▶ _Teks Bacaan_:
:::

Oleh: Ayung Notonegoro*
Kabupaten Sidoarjo dapat dikatakan sebagai penyangga utama episentrum berdirinya Nahdlatul Ulama. Posisinya yang berada di perlintasan Surabaya – Jombang, mau tak mau turut menjadi faktor-faktor yang terlibat dalam dinamika tersebut. Baik secara personal ketokohan atau faktor sosiologis lainnya.
Dalam sejumlah literatur, memang tak banyak yang menyebut nama tokoh-tokoh asal Sidoarjo yang terlibat aktif dalam dinamika awal berdirinya NU. Akan tetapi, bukan berarti Sidoarjo lantas menjadi daerah “antah berantah” tanpa kontribusi apapun. Setidaknya, ada faktor sosiologis yang memicu awal mulanya NU.
Nahdlatul Ulama berdiri tak melulu dalam rangka vis a vis melawan Wahabi yang mengganggu praktik-praktik Islam Ahlussunnah wal Jamaah yang bermadzhab Syafiiyah serta menghormati tiga madzhab fiqih lainnya. Tapi, juga dipicu adanya kemerosotan dakwah keislaman.
KH. Abdul Wahab Chasbullah, salah satu pendiri dan penggerak NU, telah melakukan riset yang cukup mendalam perihal turunnya jumlah santri di pesantren/ madrasah dalam jangka waktu 40-50 tahun sebelum berdirinya NU. Dalam edisi perdana Swara Nahdlatoel Oelama (SNO), Nomor 1, Tahun I, Muharram 1346 H, penelitian tersebut dipublikasikan.
Kiai asal Jombang itu, mencatat terjadinya penurunan jumlah santri, setidaknya di empat daerah yang menjadi lokus penelitiannya. Yakni, di Surabaya, Sidoarjo, Mojokerto dan Jombang. Di Sidoarjo sendiri, di sekitar dekade 1880-90, tercatat ada 1.740 santri di 16 lembaga pendidikan Islam (pesantren). Namun, pada saat Kiai Wahab riset – atau setidaknya saat data itu dipublikasikan – tersisa hanya 484 santri saja. Bahkan, sejumlah pesantren sudah tak aktif lagi.

:::

▶ _Uraian Tugas A_: Perbarui catatan mulai dari baris pertamanya sampai baris yang memuat "revision-strip: REV. DATE" dengan mengganti "FRONT VIEW" menjadi "TAMPAK DEPAN". Biarkan bagian lain tetap sama.

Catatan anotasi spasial
:::

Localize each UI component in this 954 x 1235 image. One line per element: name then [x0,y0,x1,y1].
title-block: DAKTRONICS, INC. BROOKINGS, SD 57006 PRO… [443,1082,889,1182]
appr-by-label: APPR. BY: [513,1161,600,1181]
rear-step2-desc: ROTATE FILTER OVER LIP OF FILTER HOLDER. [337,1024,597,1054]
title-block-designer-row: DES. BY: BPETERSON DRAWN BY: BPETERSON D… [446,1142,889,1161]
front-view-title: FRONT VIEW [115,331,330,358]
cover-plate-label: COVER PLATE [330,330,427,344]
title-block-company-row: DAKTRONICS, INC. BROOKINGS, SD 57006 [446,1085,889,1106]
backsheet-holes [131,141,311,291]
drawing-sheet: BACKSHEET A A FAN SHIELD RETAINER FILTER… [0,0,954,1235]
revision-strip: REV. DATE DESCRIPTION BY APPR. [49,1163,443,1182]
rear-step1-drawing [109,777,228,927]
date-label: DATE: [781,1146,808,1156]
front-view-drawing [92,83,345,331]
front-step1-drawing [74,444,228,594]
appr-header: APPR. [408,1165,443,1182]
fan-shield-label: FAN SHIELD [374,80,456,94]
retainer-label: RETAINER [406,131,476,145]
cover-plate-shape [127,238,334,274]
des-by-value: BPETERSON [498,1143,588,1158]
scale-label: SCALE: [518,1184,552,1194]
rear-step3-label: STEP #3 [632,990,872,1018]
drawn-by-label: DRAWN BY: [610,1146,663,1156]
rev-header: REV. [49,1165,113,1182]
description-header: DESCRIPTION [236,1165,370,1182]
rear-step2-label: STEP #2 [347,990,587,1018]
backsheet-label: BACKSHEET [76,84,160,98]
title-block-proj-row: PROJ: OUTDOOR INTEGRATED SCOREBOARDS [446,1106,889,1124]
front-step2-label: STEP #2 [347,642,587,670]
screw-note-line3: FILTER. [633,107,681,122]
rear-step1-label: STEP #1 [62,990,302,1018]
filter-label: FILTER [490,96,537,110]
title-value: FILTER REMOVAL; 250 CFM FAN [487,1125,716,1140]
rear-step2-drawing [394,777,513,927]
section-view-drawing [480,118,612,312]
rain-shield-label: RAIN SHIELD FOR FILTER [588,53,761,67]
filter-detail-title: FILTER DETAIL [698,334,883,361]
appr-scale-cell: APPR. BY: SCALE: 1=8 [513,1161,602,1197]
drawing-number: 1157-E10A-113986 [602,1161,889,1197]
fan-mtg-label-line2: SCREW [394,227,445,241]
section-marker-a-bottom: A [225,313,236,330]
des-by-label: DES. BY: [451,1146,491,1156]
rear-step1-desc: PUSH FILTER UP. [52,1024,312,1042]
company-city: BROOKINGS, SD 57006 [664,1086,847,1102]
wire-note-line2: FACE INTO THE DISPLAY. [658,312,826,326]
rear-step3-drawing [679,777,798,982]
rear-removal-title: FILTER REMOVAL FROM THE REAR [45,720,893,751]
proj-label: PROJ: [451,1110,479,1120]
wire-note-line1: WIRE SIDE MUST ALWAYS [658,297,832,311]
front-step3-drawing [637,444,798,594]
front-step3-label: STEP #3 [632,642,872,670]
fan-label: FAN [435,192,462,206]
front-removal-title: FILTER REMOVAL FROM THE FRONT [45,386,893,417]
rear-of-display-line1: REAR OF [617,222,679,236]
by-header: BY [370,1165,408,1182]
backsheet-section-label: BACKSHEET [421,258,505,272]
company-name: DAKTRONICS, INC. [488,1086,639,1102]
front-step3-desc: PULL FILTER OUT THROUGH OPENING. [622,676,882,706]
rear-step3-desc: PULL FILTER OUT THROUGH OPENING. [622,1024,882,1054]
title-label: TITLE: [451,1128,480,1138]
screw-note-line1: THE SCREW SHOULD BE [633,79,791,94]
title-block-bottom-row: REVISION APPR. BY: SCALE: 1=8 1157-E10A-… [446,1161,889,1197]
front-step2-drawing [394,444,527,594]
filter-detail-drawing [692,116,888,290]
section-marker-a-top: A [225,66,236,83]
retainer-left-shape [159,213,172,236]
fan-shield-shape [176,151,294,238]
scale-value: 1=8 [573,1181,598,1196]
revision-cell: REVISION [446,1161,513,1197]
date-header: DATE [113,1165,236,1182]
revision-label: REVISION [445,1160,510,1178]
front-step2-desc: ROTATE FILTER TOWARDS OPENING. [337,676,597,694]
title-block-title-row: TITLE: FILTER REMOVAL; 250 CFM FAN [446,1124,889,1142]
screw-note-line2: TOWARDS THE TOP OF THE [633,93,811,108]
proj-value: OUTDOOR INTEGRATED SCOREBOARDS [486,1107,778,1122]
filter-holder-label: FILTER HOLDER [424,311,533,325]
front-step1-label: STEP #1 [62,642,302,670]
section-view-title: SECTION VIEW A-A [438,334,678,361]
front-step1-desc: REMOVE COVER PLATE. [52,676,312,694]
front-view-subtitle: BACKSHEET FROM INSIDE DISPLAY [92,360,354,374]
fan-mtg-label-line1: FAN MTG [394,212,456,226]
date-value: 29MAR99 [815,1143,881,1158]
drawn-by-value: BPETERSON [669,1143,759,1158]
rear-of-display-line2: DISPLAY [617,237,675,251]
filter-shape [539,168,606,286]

:::

▶ _Uraian Tugas B_: Menurut teks tentang Nahdlatul Ulama di Sidoarjo, berapa jumlah santri yang tercatat di Sidoarjo sekitar dekade 1880-90?

▶ _Jawaban Tugas A_:
Localize each UI component in this 954 x 1235 image. One line per element: name then [x0,y0,x1,y1].
title-block: DAKTRONICS, INC. BROOKINGS, SD 57006 PRO… [443,1082,889,1182]
appr-by-label: APPR. BY: [513,1161,600,1181]
rear-step2-desc: ROTATE FILTER OVER LIP OF FILTER HOLDER. [337,1024,597,1054]
title-block-designer-row: DES. BY: BPETERSON DRAWN BY: BPETERSON D… [446,1142,889,1161]
front-view-title: TAMPAK DEPAN [115,331,330,358]
cover-plate-label: COVER PLATE [330,330,427,344]
title-block-company-row: DAKTRONICS, INC. BROOKINGS, SD 57006 [446,1085,889,1106]
backsheet-holes [131,141,311,291]
drawing-sheet: BACKSHEET A A FAN SHIELD RETAINER FILTER… [0,0,954,1235]
revision-strip: REV. DATE DESCRIPTION BY APPR. [49,1163,443,1182]

▶ _Jawaban Tugas B_: Ada 1.740 santri di 16 lembaga pendidikan Islam (pesantren).